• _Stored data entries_

· · ·

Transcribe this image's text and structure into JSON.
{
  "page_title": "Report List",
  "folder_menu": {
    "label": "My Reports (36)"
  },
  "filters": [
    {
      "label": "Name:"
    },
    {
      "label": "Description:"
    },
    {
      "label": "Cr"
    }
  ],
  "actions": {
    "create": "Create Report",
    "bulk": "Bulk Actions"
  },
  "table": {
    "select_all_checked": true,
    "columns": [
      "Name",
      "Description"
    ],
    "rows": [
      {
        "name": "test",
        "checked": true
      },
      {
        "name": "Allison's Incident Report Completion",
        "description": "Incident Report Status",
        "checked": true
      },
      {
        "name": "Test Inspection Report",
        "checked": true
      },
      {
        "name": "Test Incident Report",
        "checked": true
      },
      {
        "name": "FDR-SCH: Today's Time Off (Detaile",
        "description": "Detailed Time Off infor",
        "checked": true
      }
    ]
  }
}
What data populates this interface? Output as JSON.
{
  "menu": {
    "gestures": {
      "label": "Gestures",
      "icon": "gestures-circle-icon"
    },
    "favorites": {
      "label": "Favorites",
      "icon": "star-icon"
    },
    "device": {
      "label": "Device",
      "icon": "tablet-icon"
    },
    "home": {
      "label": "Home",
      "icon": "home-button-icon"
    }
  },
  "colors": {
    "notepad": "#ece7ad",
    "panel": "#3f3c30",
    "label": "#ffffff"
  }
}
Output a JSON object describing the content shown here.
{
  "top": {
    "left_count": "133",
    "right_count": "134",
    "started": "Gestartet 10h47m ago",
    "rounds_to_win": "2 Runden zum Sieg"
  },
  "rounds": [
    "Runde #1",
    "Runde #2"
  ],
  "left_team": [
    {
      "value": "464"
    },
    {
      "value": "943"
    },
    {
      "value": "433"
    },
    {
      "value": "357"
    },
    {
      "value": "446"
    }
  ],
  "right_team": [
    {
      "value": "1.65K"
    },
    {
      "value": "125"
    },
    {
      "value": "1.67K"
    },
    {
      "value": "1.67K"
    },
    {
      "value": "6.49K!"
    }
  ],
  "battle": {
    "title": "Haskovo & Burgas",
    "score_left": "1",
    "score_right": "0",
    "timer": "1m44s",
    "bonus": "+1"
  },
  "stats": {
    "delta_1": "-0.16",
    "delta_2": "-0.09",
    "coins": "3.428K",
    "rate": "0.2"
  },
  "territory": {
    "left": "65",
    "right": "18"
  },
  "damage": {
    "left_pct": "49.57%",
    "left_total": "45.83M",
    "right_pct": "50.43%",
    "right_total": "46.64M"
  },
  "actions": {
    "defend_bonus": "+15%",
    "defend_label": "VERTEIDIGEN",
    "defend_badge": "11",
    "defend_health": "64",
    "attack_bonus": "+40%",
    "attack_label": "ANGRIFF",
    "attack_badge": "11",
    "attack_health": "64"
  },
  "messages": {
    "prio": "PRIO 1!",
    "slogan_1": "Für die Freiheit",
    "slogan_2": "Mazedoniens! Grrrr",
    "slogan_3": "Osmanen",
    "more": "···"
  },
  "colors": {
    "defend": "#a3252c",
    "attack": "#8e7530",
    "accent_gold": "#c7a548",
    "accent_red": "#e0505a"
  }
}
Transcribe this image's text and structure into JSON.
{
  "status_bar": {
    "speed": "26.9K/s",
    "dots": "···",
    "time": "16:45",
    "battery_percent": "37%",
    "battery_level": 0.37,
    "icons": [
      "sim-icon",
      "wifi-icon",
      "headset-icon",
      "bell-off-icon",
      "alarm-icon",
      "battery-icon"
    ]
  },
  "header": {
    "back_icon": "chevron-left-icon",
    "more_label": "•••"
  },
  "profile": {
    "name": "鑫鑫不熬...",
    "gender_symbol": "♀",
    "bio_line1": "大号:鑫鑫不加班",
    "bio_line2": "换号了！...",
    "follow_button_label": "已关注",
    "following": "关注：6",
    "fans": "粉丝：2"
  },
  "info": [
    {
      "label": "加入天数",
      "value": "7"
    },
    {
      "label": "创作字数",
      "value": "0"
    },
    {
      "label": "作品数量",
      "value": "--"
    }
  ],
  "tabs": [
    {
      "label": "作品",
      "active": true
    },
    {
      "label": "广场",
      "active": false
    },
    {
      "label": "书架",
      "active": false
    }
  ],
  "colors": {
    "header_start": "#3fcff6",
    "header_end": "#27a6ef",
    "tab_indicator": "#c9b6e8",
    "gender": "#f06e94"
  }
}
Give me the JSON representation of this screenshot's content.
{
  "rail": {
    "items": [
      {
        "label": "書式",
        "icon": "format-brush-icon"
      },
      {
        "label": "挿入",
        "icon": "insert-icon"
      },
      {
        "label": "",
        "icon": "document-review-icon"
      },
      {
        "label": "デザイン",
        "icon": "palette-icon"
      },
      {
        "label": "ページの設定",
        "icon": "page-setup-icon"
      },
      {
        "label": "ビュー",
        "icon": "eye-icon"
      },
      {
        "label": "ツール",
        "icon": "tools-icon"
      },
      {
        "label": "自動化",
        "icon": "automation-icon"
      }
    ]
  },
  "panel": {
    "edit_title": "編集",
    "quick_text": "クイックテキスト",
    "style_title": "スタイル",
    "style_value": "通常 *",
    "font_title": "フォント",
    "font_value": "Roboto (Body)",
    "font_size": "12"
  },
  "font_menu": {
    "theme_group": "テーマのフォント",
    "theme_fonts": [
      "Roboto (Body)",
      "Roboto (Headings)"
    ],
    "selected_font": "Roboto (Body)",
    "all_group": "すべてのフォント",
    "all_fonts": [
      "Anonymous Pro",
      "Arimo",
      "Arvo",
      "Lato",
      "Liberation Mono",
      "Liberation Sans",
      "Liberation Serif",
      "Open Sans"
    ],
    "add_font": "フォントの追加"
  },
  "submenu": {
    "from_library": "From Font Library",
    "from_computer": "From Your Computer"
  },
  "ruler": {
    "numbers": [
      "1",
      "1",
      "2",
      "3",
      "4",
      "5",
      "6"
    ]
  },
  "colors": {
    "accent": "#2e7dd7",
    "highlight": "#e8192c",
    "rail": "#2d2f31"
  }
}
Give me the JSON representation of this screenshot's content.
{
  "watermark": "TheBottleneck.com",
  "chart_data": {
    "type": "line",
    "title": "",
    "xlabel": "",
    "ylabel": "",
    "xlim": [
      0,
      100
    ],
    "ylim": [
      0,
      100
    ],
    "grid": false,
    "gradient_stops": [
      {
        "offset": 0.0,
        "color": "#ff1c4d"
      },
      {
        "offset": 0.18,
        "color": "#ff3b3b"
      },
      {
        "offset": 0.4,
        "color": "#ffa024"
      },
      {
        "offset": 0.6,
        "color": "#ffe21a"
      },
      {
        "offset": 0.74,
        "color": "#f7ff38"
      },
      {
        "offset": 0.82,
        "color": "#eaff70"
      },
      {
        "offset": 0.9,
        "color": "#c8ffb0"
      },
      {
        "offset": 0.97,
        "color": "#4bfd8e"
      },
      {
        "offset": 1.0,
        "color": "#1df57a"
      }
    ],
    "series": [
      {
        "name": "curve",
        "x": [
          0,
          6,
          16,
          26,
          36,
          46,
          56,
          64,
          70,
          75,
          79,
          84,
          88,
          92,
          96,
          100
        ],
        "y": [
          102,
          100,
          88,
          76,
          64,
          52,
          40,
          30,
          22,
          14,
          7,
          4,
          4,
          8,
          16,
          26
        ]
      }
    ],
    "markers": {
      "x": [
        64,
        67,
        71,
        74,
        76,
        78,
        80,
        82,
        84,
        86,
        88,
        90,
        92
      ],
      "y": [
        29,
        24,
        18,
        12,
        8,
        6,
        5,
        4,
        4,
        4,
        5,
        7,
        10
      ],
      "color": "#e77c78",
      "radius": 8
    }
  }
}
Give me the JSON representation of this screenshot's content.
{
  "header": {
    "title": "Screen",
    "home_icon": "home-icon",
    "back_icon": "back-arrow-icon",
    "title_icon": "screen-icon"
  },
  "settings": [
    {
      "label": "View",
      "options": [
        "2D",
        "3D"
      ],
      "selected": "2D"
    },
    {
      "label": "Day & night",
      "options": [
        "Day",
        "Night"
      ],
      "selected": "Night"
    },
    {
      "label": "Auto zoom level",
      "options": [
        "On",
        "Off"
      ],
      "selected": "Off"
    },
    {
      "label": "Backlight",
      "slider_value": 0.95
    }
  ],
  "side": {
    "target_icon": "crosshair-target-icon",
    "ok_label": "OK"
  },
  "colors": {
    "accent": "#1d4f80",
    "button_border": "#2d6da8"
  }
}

· · ·

• _TO DO_
Report every line in the data above in which the word "Liberation" appears.

• _ANSWER TO THE EXERCISE_
      "Liberation Mono",
      "Liberation Sans",
      "Liberation Serif",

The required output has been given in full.